━━━ Data lines
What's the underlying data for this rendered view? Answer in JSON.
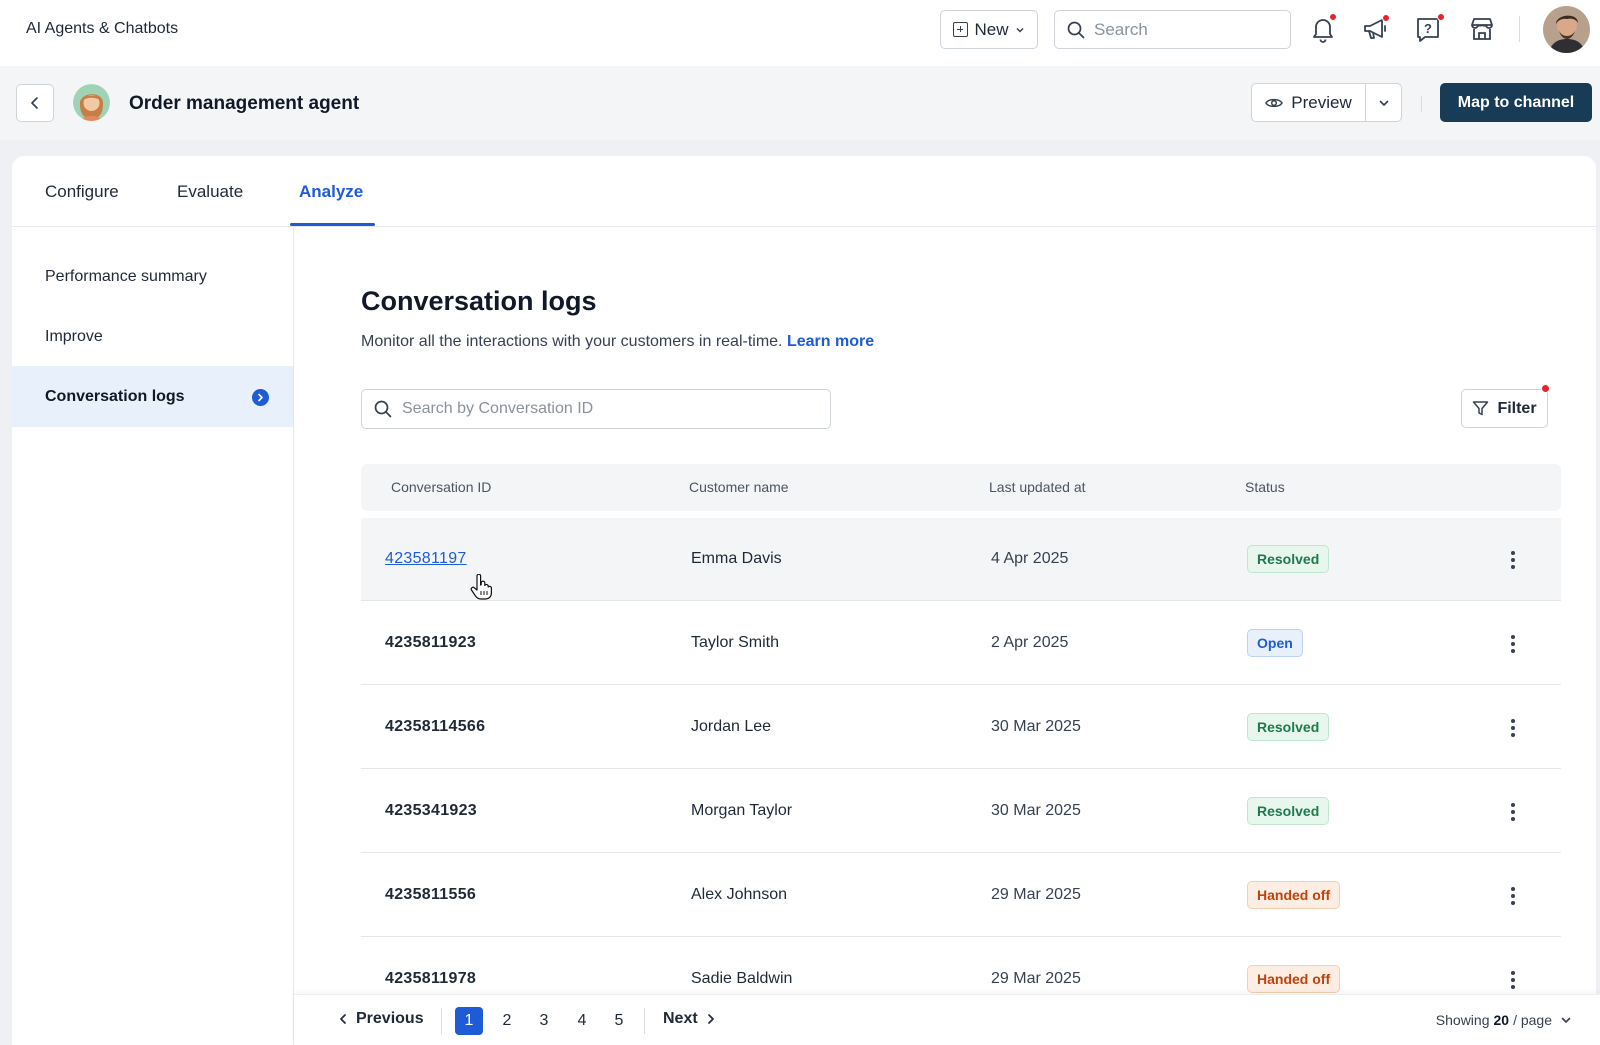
{
  "app": {
    "title": "AI Agents & Chatbots"
  },
  "topbar": {
    "new_label": "New",
    "search_placeholder": "Search"
  },
  "agent": {
    "name": "Order management agent",
    "preview_label": "Preview",
    "map_label": "Map to channel"
  },
  "tabs": [
    {
      "label": "Configure"
    },
    {
      "label": "Evaluate"
    },
    {
      "label": "Analyze"
    }
  ],
  "sidebar": {
    "items": [
      {
        "label": "Performance summary"
      },
      {
        "label": "Improve"
      },
      {
        "label": "Conversation logs"
      }
    ]
  },
  "page": {
    "title": "Conversation logs",
    "description": "Monitor all the interactions with your customers in real-time.",
    "learn_more": "Learn more",
    "search_placeholder": "Search by Conversation ID",
    "filter_label": "Filter"
  },
  "table": {
    "columns": [
      "Conversation ID",
      "Customer name",
      "Last updated at",
      "Status"
    ],
    "rows": [
      {
        "id": "423581197",
        "name": "Emma Davis",
        "updated": "4 Apr 2025",
        "status": "Resolved"
      },
      {
        "id": "4235811923",
        "name": "Taylor Smith",
        "updated": "2 Apr 2025",
        "status": "Open"
      },
      {
        "id": "42358114566",
        "name": "Jordan Lee",
        "updated": "30 Mar 2025",
        "status": "Resolved"
      },
      {
        "id": "4235341923",
        "name": "Morgan Taylor",
        "updated": "30 Mar 2025",
        "status": "Resolved"
      },
      {
        "id": "4235811556",
        "name": "Alex Johnson",
        "updated": "29 Mar 2025",
        "status": "Handed off"
      },
      {
        "id": "4235811978",
        "name": "Sadie Baldwin",
        "updated": "29 Mar 2025",
        "status": "Handed off"
      }
    ]
  },
  "pagination": {
    "previous": "Previous",
    "next": "Next",
    "pages": [
      "1",
      "2",
      "3",
      "4",
      "5"
    ],
    "current": "1",
    "showing_prefix": "Showing",
    "page_size": "20",
    "showing_suffix": "/ page"
  },
  "colors": {
    "accent": "#1d5bd7",
    "primary_button": "#183b56",
    "resolved": "#1f7a4a",
    "open": "#1d5bd7",
    "handed_off": "#c2410c",
    "notification_dot": "#e5232b"
  },
  "icons": {
    "topbar": [
      "bell-icon",
      "megaphone-icon",
      "help-icon",
      "store-icon"
    ]
  }
}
━━━━━━
### Task directions
Reproduce the data verbatim. Do not carry any picture into the copy.

### Result of this exercise
What's the underlying data for this rendered view? Answer in JSON.
{
  "app": {
    "title": "AI Agents & Chatbots"
  },
  "topbar": {
    "new_label": "New",
    "search_placeholder": "Search"
  },
  "agent": {
    "name": "Order management agent",
    "preview_label": "Preview",
    "map_label": "Map to channel"
  },
  "tabs": [
    {
      "label": "Configure"
    },
    {
      "label": "Evaluate"
    },
    {
      "label": "Analyze"
    }
  ],
  "sidebar": {
    "items": [
      {
        "label": "Performance summary"
      },
      {
        "label": "Improve"
      },
      {
        "label": "Conversation logs"
      }
    ]
  },
  "page": {
    "title": "Conversation logs",
    "description": "Monitor all the interactions with your customers in real-time.",
    "learn_more": "Learn more",
    "search_placeholder": "Search by Conversation ID",
    "filter_label": "Filter"
  },
  "table": {
    "columns": [
      "Conversation ID",
      "Customer name",
      "Last updated at",
      "Status"
    ],
    "rows": [
      {
        "id": "423581197",
        "name": "Emma Davis",
        "updated": "4 Apr 2025",
        "status": "Resolved"
      },
      {
        "id": "4235811923",
        "name": "Taylor Smith",
        "updated": "2 Apr 2025",
        "status": "Open"
      },
      {
        "id": "42358114566",
        "name": "Jordan Lee",
        "updated": "30 Mar 2025",
        "status": "Resolved"
      },
      {
        "id": "4235341923",
        "name": "Morgan Taylor",
        "updated": "30 Mar 2025",
        "status": "Resolved"
      },
      {
        "id": "4235811556",
        "name": "Alex Johnson",
        "updated": "29 Mar 2025",
        "status": "Handed off"
      },
      {
        "id": "4235811978",
        "name": "Sadie Baldwin",
        "updated": "29 Mar 2025",
        "status": "Handed off"
      }
    ]
  },
  "pagination": {
    "previous": "Previous",
    "next": "Next",
    "pages": [
      "1",
      "2",
      "3",
      "4",
      "5"
    ],
    "current": "1",
    "showing_prefix": "Showing",
    "page_size": "20",
    "showing_suffix": "/ page"
  },
  "colors": {
    "accent": "#1d5bd7",
    "primary_button": "#183b56",
    "resolved": "#1f7a4a",
    "open": "#1d5bd7",
    "handed_off": "#c2410c",
    "notification_dot": "#e5232b"
  },
  "icons": {
    "topbar": [
      "bell-icon",
      "megaphone-icon",
      "help-icon",
      "store-icon"
    ]
  }
}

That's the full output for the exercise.